> EXERCISE TASK: What is the number of lines in the data holding the word "object"? Give that number by itself.

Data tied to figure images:
+===+
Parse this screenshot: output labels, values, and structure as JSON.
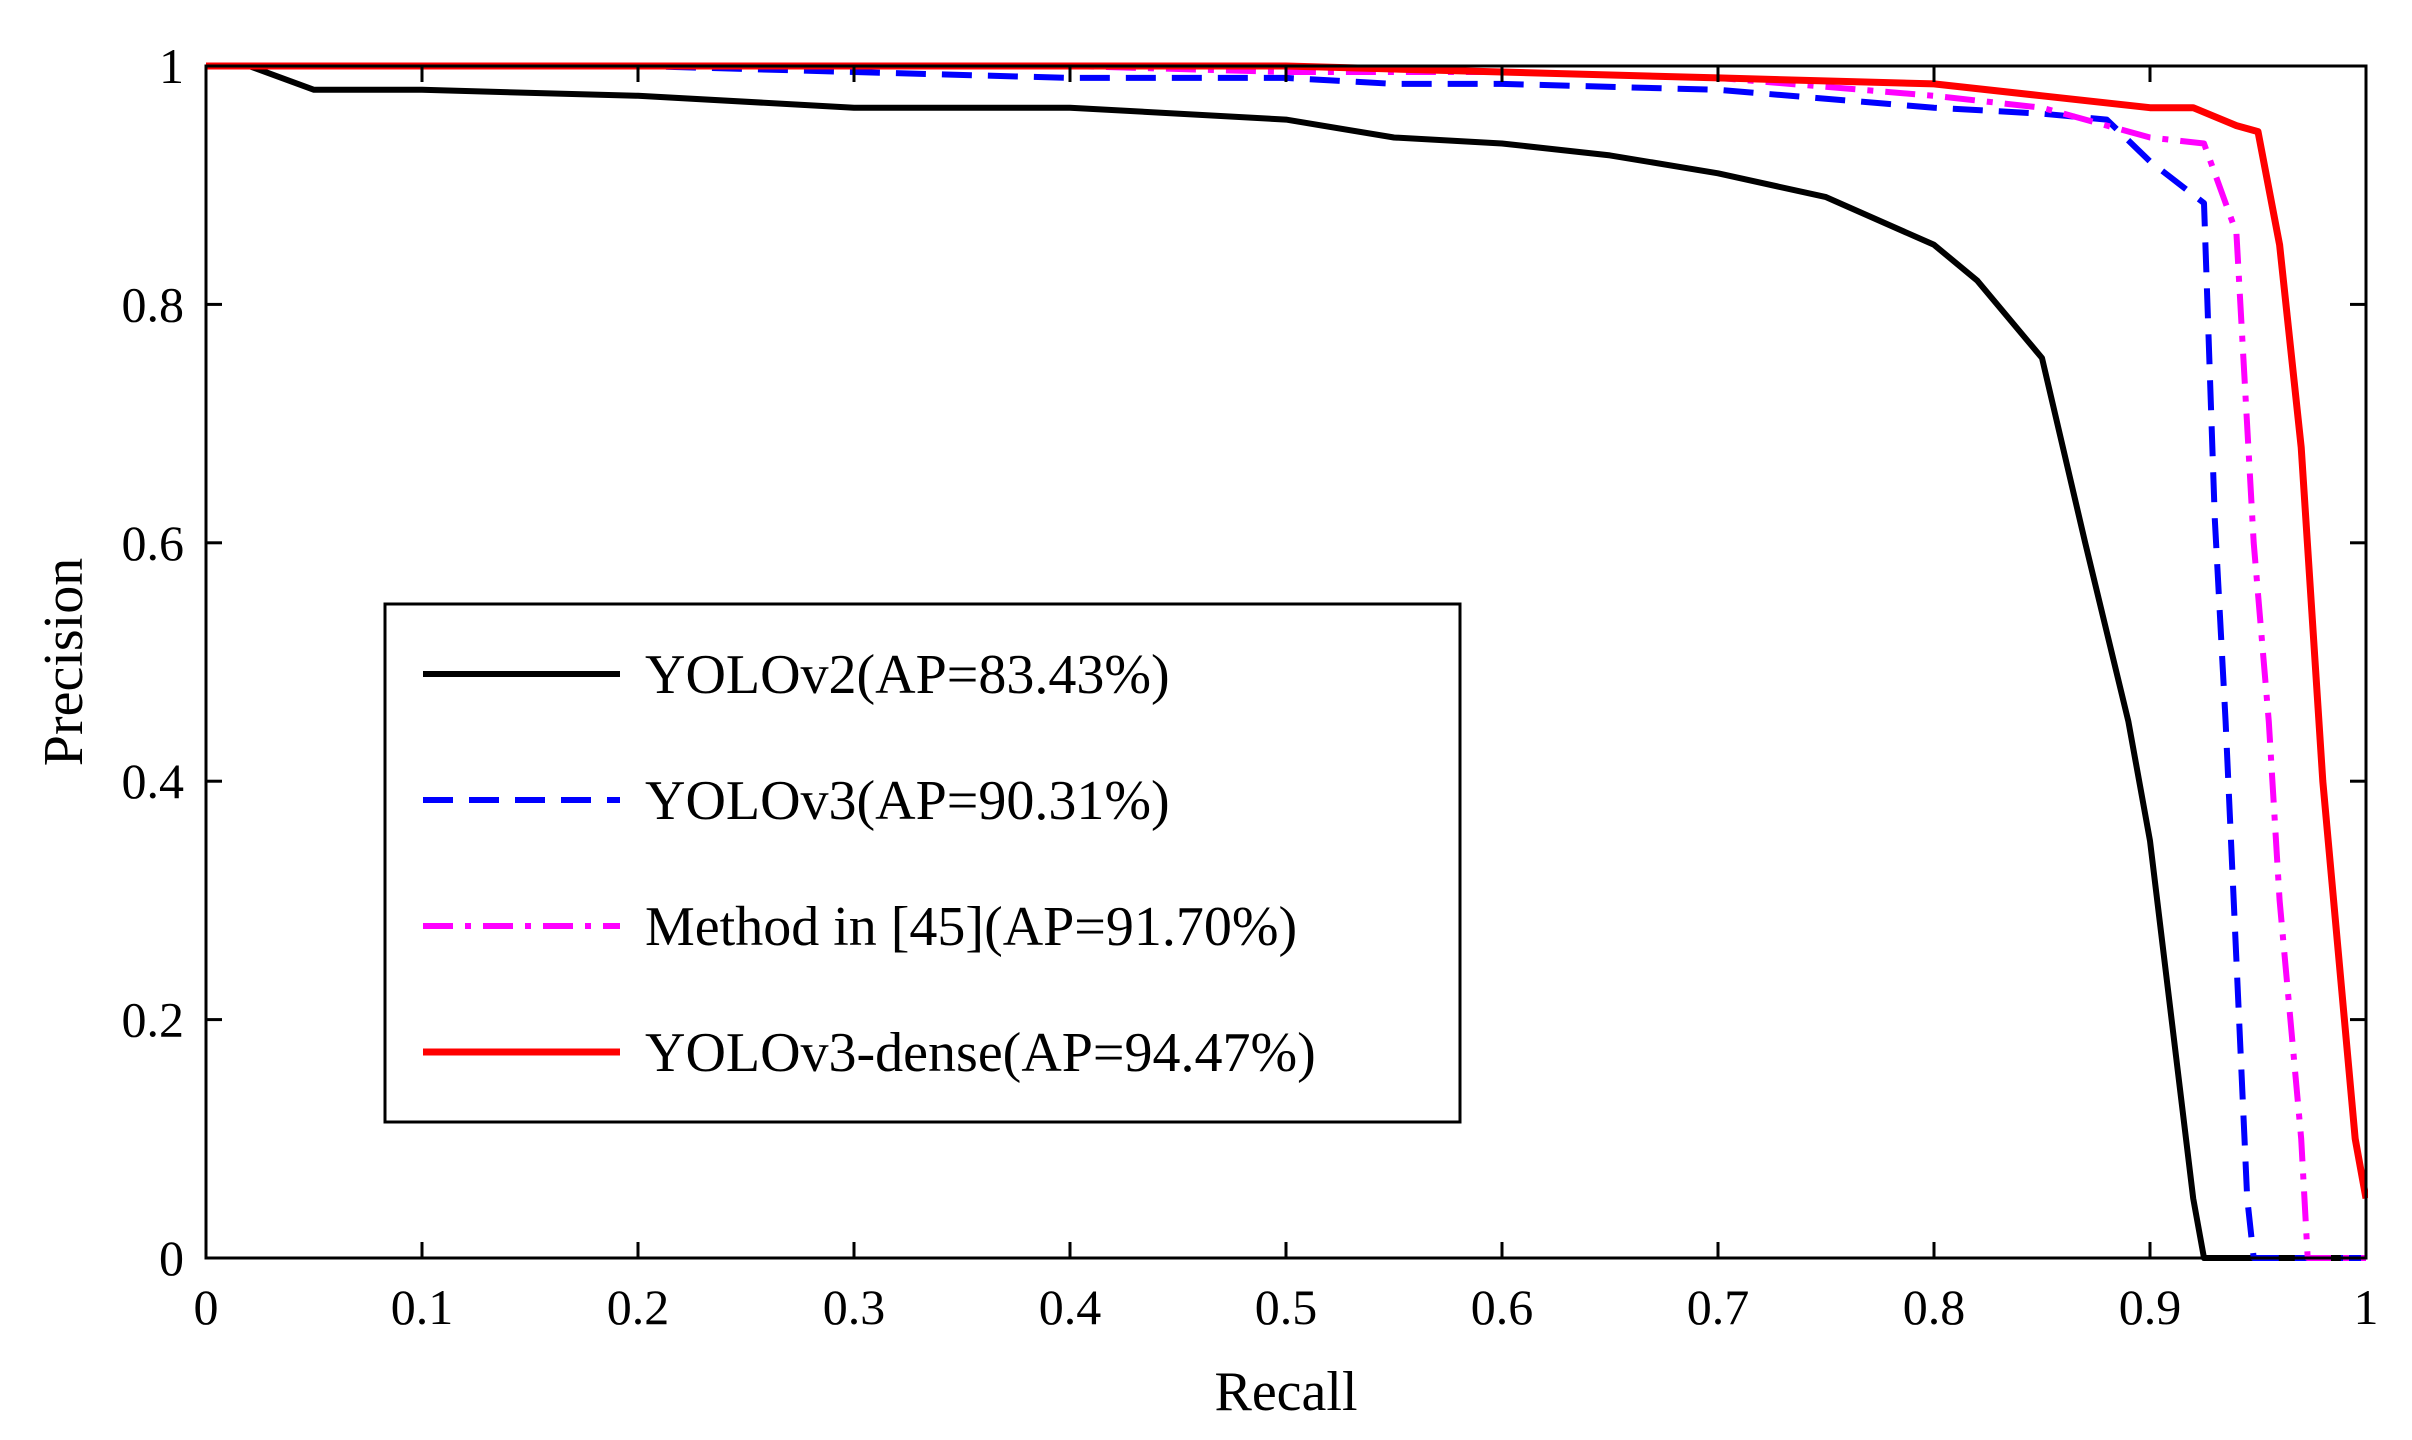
{
  "chart_data": {
    "type": "line",
    "title": "",
    "xlabel": "Recall",
    "ylabel": "Precision",
    "xlim": [
      0,
      1
    ],
    "ylim": [
      0,
      1
    ],
    "grid": false,
    "legend_position": "center-left",
    "xticks": [
      0,
      0.1,
      0.2,
      0.3,
      0.4,
      0.5,
      0.6,
      0.7,
      0.8,
      0.9,
      1
    ],
    "xtick_labels": [
      "0",
      "0.1",
      "0.2",
      "0.3",
      "0.4",
      "0.5",
      "0.6",
      "0.7",
      "0.8",
      "0.9",
      "1"
    ],
    "yticks": [
      0,
      0.2,
      0.4,
      0.6,
      0.8,
      1
    ],
    "ytick_labels": [
      "0",
      "0.2",
      "0.4",
      "0.6",
      "0.8",
      "1"
    ],
    "series": [
      {
        "name": "YOLOv2(AP=83.43%)",
        "color": "#000000",
        "style": "solid",
        "x": [
          0,
          0.02,
          0.05,
          0.1,
          0.2,
          0.3,
          0.4,
          0.5,
          0.55,
          0.6,
          0.65,
          0.7,
          0.75,
          0.8,
          0.82,
          0.85,
          0.87,
          0.89,
          0.9,
          0.91,
          0.92,
          0.925,
          1
        ],
        "y": [
          1,
          1,
          0.98,
          0.98,
          0.975,
          0.965,
          0.965,
          0.955,
          0.94,
          0.935,
          0.925,
          0.91,
          0.89,
          0.85,
          0.82,
          0.755,
          0.6,
          0.45,
          0.35,
          0.2,
          0.05,
          0,
          0
        ]
      },
      {
        "name": "YOLOv3(AP=90.31%)",
        "color": "#0000FF",
        "style": "dashed",
        "x": [
          0,
          0.1,
          0.2,
          0.3,
          0.4,
          0.5,
          0.55,
          0.6,
          0.7,
          0.8,
          0.85,
          0.88,
          0.9,
          0.925,
          0.93,
          0.935,
          0.94,
          0.945,
          0.948,
          1
        ],
        "y": [
          1,
          1,
          1,
          0.995,
          0.99,
          0.99,
          0.985,
          0.985,
          0.98,
          0.965,
          0.96,
          0.955,
          0.92,
          0.885,
          0.62,
          0.45,
          0.25,
          0.05,
          0,
          0
        ]
      },
      {
        "name": "Method in [45](AP=91.70%)",
        "color": "#FF00FF",
        "style": "dashdot",
        "x": [
          0,
          0.1,
          0.2,
          0.3,
          0.4,
          0.5,
          0.6,
          0.7,
          0.8,
          0.85,
          0.9,
          0.925,
          0.94,
          0.948,
          0.955,
          0.96,
          0.965,
          0.97,
          0.973,
          1
        ],
        "y": [
          1,
          1,
          1,
          1,
          1,
          0.995,
          0.995,
          0.99,
          0.975,
          0.965,
          0.94,
          0.935,
          0.86,
          0.6,
          0.45,
          0.3,
          0.2,
          0.1,
          0,
          0
        ]
      },
      {
        "name": "YOLOv3-dense(AP=94.47%)",
        "color": "#FF0000",
        "style": "solid",
        "x": [
          0,
          0.1,
          0.2,
          0.3,
          0.4,
          0.5,
          0.6,
          0.7,
          0.8,
          0.85,
          0.9,
          0.92,
          0.94,
          0.95,
          0.96,
          0.97,
          0.98,
          0.99,
          0.995,
          1
        ],
        "y": [
          1,
          1,
          1,
          1,
          1,
          1,
          0.995,
          0.99,
          0.985,
          0.975,
          0.965,
          0.965,
          0.95,
          0.945,
          0.85,
          0.68,
          0.4,
          0.2,
          0.1,
          0.05
        ]
      }
    ]
  }
}
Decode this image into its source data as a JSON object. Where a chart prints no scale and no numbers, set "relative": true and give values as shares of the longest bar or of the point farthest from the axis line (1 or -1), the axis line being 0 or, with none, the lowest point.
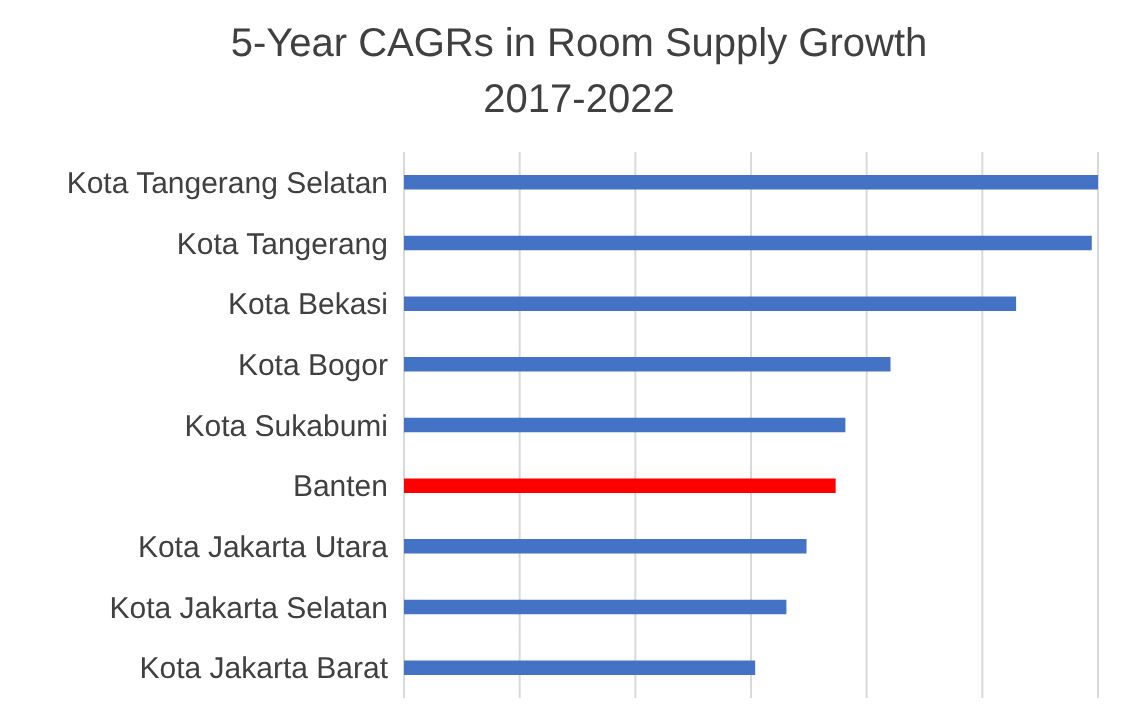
{
  "chart_data": {
    "type": "bar",
    "orientation": "horizontal",
    "relative": true,
    "title": "5-Year CAGRs in Room Supply Growth\n2017-2022",
    "categories": [
      "Kota Tangerang Selatan",
      "Kota Tangerang",
      "Kota Bekasi",
      "Kota Bogor",
      "Kota Sukabumi",
      "Banten",
      "Kota Jakarta Utara",
      "Kota Jakarta Selatan",
      "Kota Jakarta Barat"
    ],
    "values": [
      1,
      0.991,
      0.882,
      0.701,
      0.636,
      0.622,
      0.58,
      0.551,
      0.506
    ],
    "colors": [
      "#4472c4",
      "#4472c4",
      "#4472c4",
      "#4472c4",
      "#4472c4",
      "#ff0000",
      "#4472c4",
      "#4472c4",
      "#4472c4"
    ],
    "grid": "x"
  }
}
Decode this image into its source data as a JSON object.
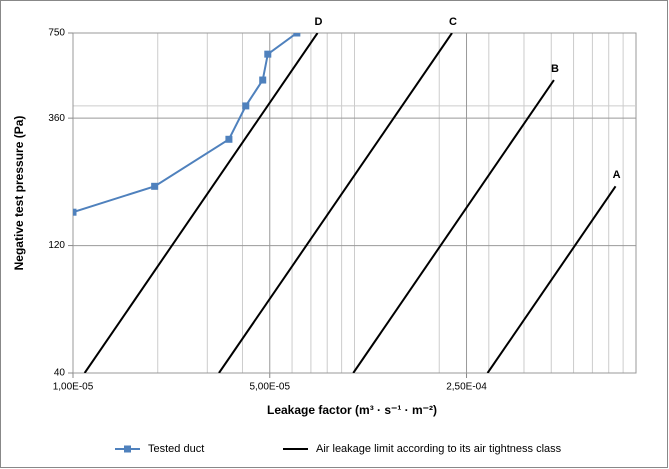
{
  "chart_data": {
    "type": "line",
    "xlabel": "Leakage factor (m³ · s⁻¹ · m⁻²)",
    "ylabel": "Negative test pressure (Pa)",
    "xscale": "log",
    "yscale": "log",
    "grid": true,
    "xlim": [
      1e-05,
      0.001
    ],
    "ylim": [
      40,
      750
    ],
    "xticks": [
      {
        "value": 1e-05,
        "label": "1,00E-05"
      },
      {
        "value": 5e-05,
        "label": "5,00E-05"
      },
      {
        "value": 0.00025,
        "label": "2,50E-04"
      }
    ],
    "yticks": [
      40,
      120,
      360,
      750
    ],
    "xminor": [
      2e-05,
      3e-05,
      4e-05,
      6e-05,
      7e-05,
      8e-05,
      9e-05,
      0.0001,
      0.0002,
      0.0003,
      0.0004,
      0.0005,
      0.0006,
      0.0007,
      0.0008,
      0.0009
    ],
    "yminor": [
      400
    ],
    "series": [
      {
        "name": "Tested duct",
        "color": "#4f81bd",
        "x": [
          1e-05,
          1.95e-05,
          3.58e-05,
          4.11e-05,
          4.72e-05,
          4.92e-05,
          6.24e-05
        ],
        "values": [
          160,
          200,
          300,
          400,
          500,
          625,
          750
        ]
      }
    ],
    "limit_lines": {
      "name": "Air leakage limit according to its air tightness class",
      "color": "#000000",
      "lines": [
        {
          "label": "D",
          "x": [
            1.1e-05,
            7.39e-05
          ],
          "values": [
            40,
            750
          ]
        },
        {
          "label": "C",
          "x": [
            3.3e-05,
            0.000222
          ],
          "values": [
            40,
            750
          ]
        },
        {
          "label": "B",
          "x": [
            9.9e-05,
            0.000511
          ],
          "values": [
            40,
            500
          ]
        },
        {
          "label": "A",
          "x": [
            0.000297,
            0.000846
          ],
          "values": [
            40,
            200
          ]
        }
      ]
    }
  }
}
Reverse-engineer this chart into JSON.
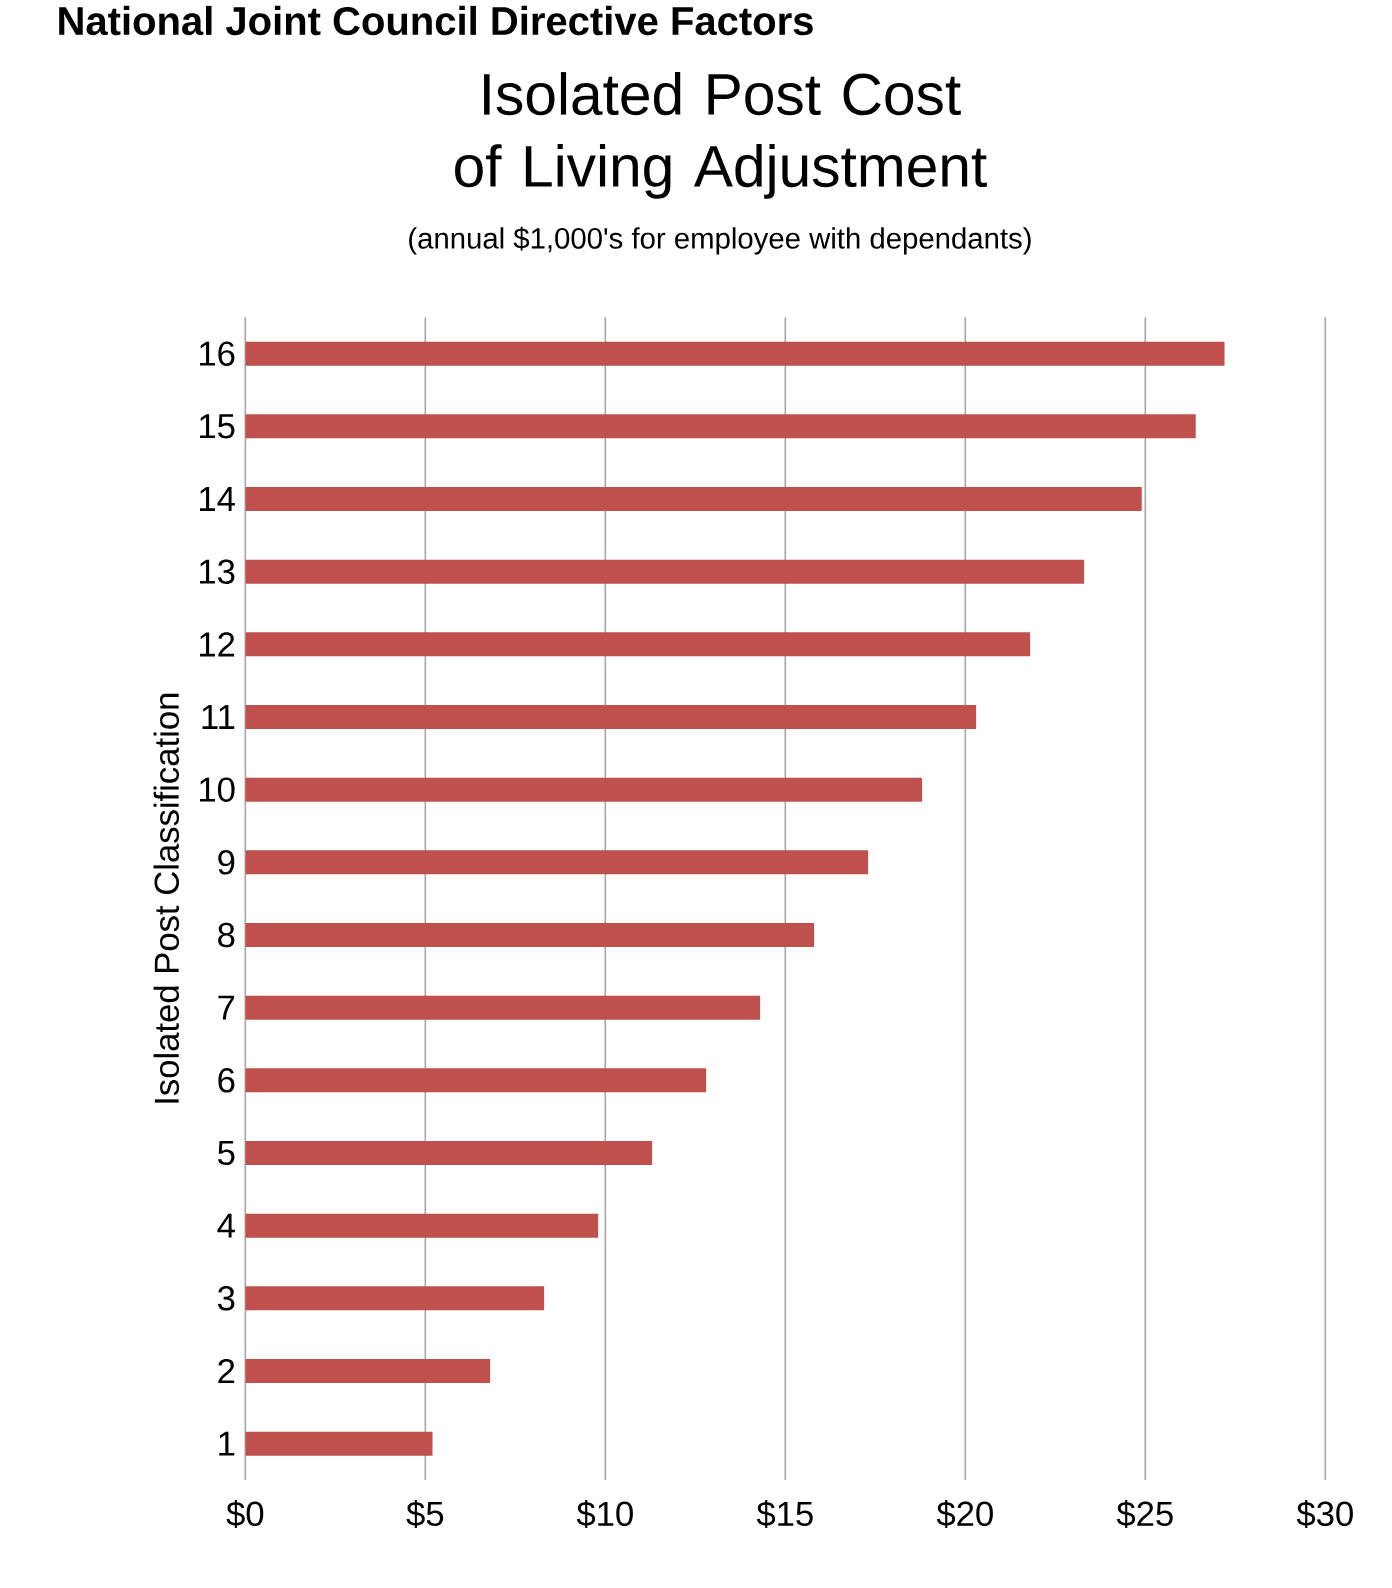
{
  "chart_data": {
    "type": "bar",
    "orientation": "horizontal",
    "title": "Isolated Post Cost of Living Adjustment",
    "subtitle": "(annual $1,000's for employee with dependants)",
    "ylabel": "Isolated Post Classification",
    "annotations": [
      "National Joint Council Directive Factors"
    ],
    "categories": [
      "16",
      "15",
      "14",
      "13",
      "12",
      "11",
      "10",
      "9",
      "8",
      "7",
      "6",
      "5",
      "4",
      "3",
      "2",
      "1"
    ],
    "values": [
      27.2,
      26.4,
      24.9,
      23.3,
      21.8,
      20.3,
      18.8,
      17.3,
      15.8,
      14.3,
      12.8,
      11.3,
      9.8,
      8.3,
      6.8,
      5.2
    ],
    "color": "#c0504d",
    "xlim": [
      0,
      30
    ],
    "xticks": [
      {
        "value": 0,
        "label": "$0"
      },
      {
        "value": 5,
        "label": "$5"
      },
      {
        "value": 10,
        "label": "$10"
      },
      {
        "value": 15,
        "label": "$15"
      },
      {
        "value": 20,
        "label": "$20"
      },
      {
        "value": 25,
        "label": "$25"
      },
      {
        "value": 30,
        "label": "$30"
      }
    ],
    "grid": "x"
  }
}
+===+
> FINISHED EXERCISE: 2